*TO DO*: Give the number of lines containing "user" in this listing, with no other words.

*RECORD EXCERPTS*:
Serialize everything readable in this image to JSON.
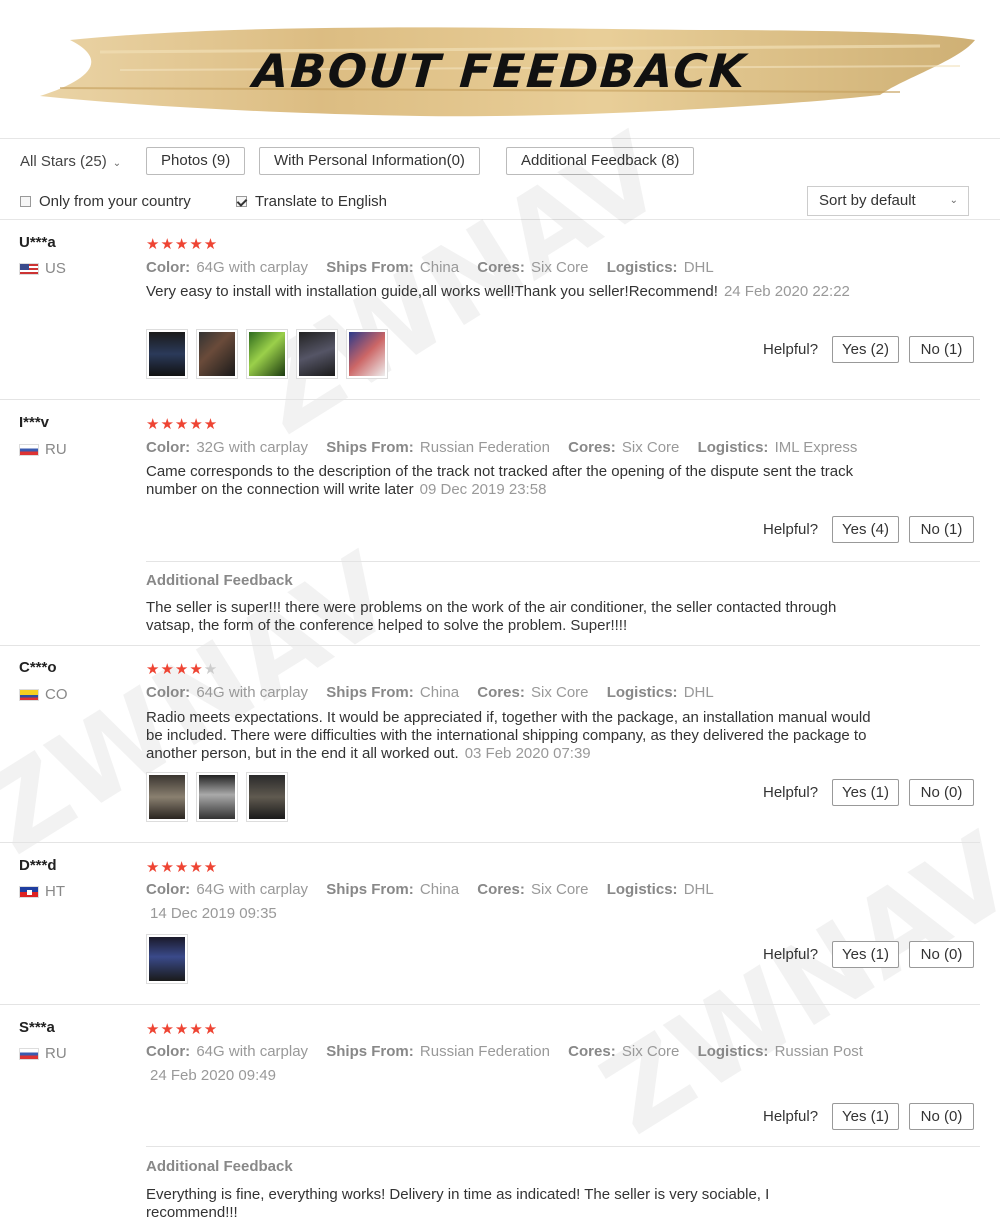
{
  "header": {
    "title": "ABOUT FEEDBACK"
  },
  "filters": {
    "all_stars": "All Stars (25)",
    "photos": "Photos (9)",
    "personal_info": "With Personal Information(0)",
    "additional": "Additional Feedback (8)",
    "only_country": "Only from your country",
    "translate": "Translate to English",
    "translate_checked": true,
    "only_country_checked": false,
    "sort": "Sort by default"
  },
  "labels": {
    "color": "Color:",
    "ships_from": "Ships From:",
    "cores": "Cores:",
    "logistics": "Logistics:",
    "helpful": "Helpful?",
    "additional_feedback": "Additional Feedback"
  },
  "watermark": "ZWNAV",
  "reviews": [
    {
      "user": "U***a",
      "country": "US",
      "stars": 5,
      "color": "64G with carplay",
      "ships_from": "China",
      "cores": "Six Core",
      "logistics": "DHL",
      "text": "Very easy to install with installation guide,all works well!Thank you seller!Recommend!",
      "date": "24 Feb 2020 22:22",
      "yes": "Yes (2)",
      "no": "No (1)",
      "photo_count": 5
    },
    {
      "user": "I***v",
      "country": "RU",
      "stars": 5,
      "color": "32G with carplay",
      "ships_from": "Russian Federation",
      "cores": "Six Core",
      "logistics": "IML Express",
      "text": "Came corresponds to the description of the track not tracked after the opening of the dispute sent the track number on the connection will write later",
      "date": "09 Dec 2019 23:58",
      "yes": "Yes (4)",
      "no": "No (1)",
      "additional": "The seller is super!!! there were problems on the work of the air conditioner, the seller contacted through vatsap, the form of the conference helped to solve the problem. Super!!!!"
    },
    {
      "user": "C***o",
      "country": "CO",
      "stars": 4,
      "color": "64G with carplay",
      "ships_from": "China",
      "cores": "Six Core",
      "logistics": "DHL",
      "text": "Radio meets expectations. It would be appreciated if, together with the package, an installation manual would be included. There were difficulties with the international shipping company, as they delivered the package to another person, but in the end it all worked out.",
      "date": "03 Feb 2020 07:39",
      "yes": "Yes (1)",
      "no": "No (0)",
      "photo_count": 3
    },
    {
      "user": "D***d",
      "country": "HT",
      "stars": 5,
      "color": "64G with carplay",
      "ships_from": "China",
      "cores": "Six Core",
      "logistics": "DHL",
      "date": "14 Dec 2019 09:35",
      "yes": "Yes (1)",
      "no": "No (0)",
      "photo_count": 1
    },
    {
      "user": "S***a",
      "country": "RU",
      "stars": 5,
      "color": "64G with carplay",
      "ships_from": "Russian Federation",
      "cores": "Six Core",
      "logistics": "Russian Post",
      "date": "24 Feb 2020 09:49",
      "yes": "Yes (1)",
      "no": "No (0)",
      "additional": "Everything is fine, everything works! Delivery in time as indicated! The seller is very sociable, I recommend!!!"
    }
  ]
}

*ANSWER TO THIS TASK*: 5